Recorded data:
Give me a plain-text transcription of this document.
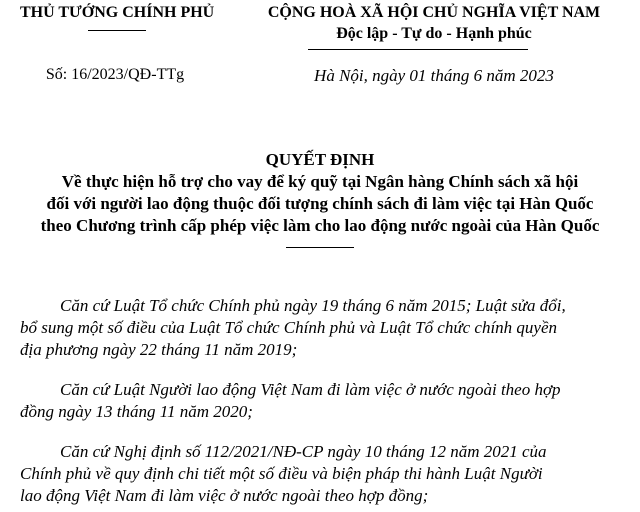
THỦ TƯỚNG CHÍNH PHỦ	CỘNG HOÀ XÃ HỘI CHỦ NGHĨA VIỆT NAM
Độc lập - Tự do - Hạnh phúc
Số: 16/2023/QĐ-TTg	Hà Nội, ngày 01 tháng 6 năm 2023
QUYẾT ĐỊNH
Về thực hiện hỗ trợ cho vay để ký quỹ tại Ngân hàng Chính sách xã hội
đối với người lao động thuộc đối tượng chính sách đi làm việc tại Hàn Quốc
theo Chương trình cấp phép việc làm cho lao động nước ngoài của Hàn Quốc
Căn cứ Luật Tổ chức Chính phủ ngày 19 tháng 6 năm 2015; Luật sửa đổi,
bổ sung một số điều của Luật Tổ chức Chính phủ và Luật Tổ chức chính quyền
địa phương ngày 22 tháng 11 năm 2019;
Căn cứ Luật Người lao động Việt Nam đi làm việc ở nước ngoài theo hợp
đồng ngày 13 tháng 11 năm 2020;
Căn cứ Nghị định số 112/2021/NĐ-CP ngày 10 tháng 12 năm 2021 của
Chính phủ về quy định chi tiết một số điều và biện pháp thi hành Luật Người
lao động Việt Nam đi làm việc ở nước ngoài theo hợp đồng;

* _Written exercise_:
For each line of the entries that includes "điều", show that line.

* _Final result_:
bổ sung một số điều của Luật Tổ chức Chính phủ và Luật Tổ chức chính quyền
Chính phủ về quy định chi tiết một số điều và biện pháp thi hành Luật Người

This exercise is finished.